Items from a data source
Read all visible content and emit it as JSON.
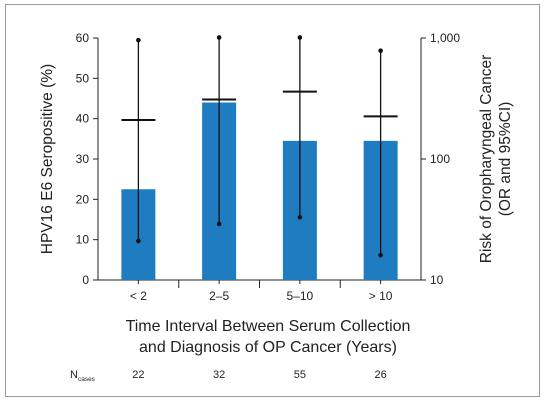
{
  "chart_data": {
    "type": "bar",
    "categories": [
      "< 2",
      "2–5",
      "5–10",
      "> 10"
    ],
    "series": [
      {
        "name": "HPV16 E6 Seropositive (%)",
        "values": [
          22.5,
          44,
          34.5,
          34.5
        ],
        "axis": "left"
      }
    ],
    "odds_ratio": {
      "or": [
        210,
        310,
        360,
        225
      ],
      "ci_lower": [
        21,
        29,
        33,
        16
      ],
      "ci_upper": [
        960,
        1010,
        1010,
        785
      ],
      "axis": "right",
      "scale": "log"
    },
    "ylabel_left": "HPV16 E6 Seropositive (%)",
    "ylabel_right_line1": "Risk of Oropharyngeal Cancer",
    "ylabel_right_line2": "(OR and 95%CI)",
    "xlabel_line1": "Time Interval Between Serum Collection",
    "xlabel_line2": "and Diagnosis of OP Cancer (Years)",
    "ylim_left": [
      0,
      60
    ],
    "yticks_left": [
      "0",
      "10",
      "20",
      "30",
      "40",
      "50",
      "60"
    ],
    "ylim_right": [
      10,
      1000
    ],
    "yticks_right": [
      "10",
      "100",
      "1,000"
    ],
    "ncases_label": "N",
    "ncases_sub": "cases",
    "ncases": [
      "22",
      "32",
      "55",
      "26"
    ],
    "bar_color": "#1f7cc1",
    "grid": false
  }
}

■ **Exercise task**:
Images in the data above are to be skipped. Retype all other material exactly.

■ **Expected answer**:
Read all visible content and emit it as JSON.
{
  "chart_data": {
    "type": "bar",
    "categories": [
      "< 2",
      "2–5",
      "5–10",
      "> 10"
    ],
    "series": [
      {
        "name": "HPV16 E6 Seropositive (%)",
        "values": [
          22.5,
          44,
          34.5,
          34.5
        ],
        "axis": "left"
      }
    ],
    "odds_ratio": {
      "or": [
        210,
        310,
        360,
        225
      ],
      "ci_lower": [
        21,
        29,
        33,
        16
      ],
      "ci_upper": [
        960,
        1010,
        1010,
        785
      ],
      "axis": "right",
      "scale": "log"
    },
    "ylabel_left": "HPV16 E6 Seropositive (%)",
    "ylabel_right_line1": "Risk of Oropharyngeal Cancer",
    "ylabel_right_line2": "(OR and 95%CI)",
    "xlabel_line1": "Time Interval Between Serum Collection",
    "xlabel_line2": "and Diagnosis of OP Cancer (Years)",
    "ylim_left": [
      0,
      60
    ],
    "yticks_left": [
      "0",
      "10",
      "20",
      "30",
      "40",
      "50",
      "60"
    ],
    "ylim_right": [
      10,
      1000
    ],
    "yticks_right": [
      "10",
      "100",
      "1,000"
    ],
    "ncases_label": "N",
    "ncases_sub": "cases",
    "ncases": [
      "22",
      "32",
      "55",
      "26"
    ],
    "bar_color": "#1f7cc1",
    "grid": false
  }
}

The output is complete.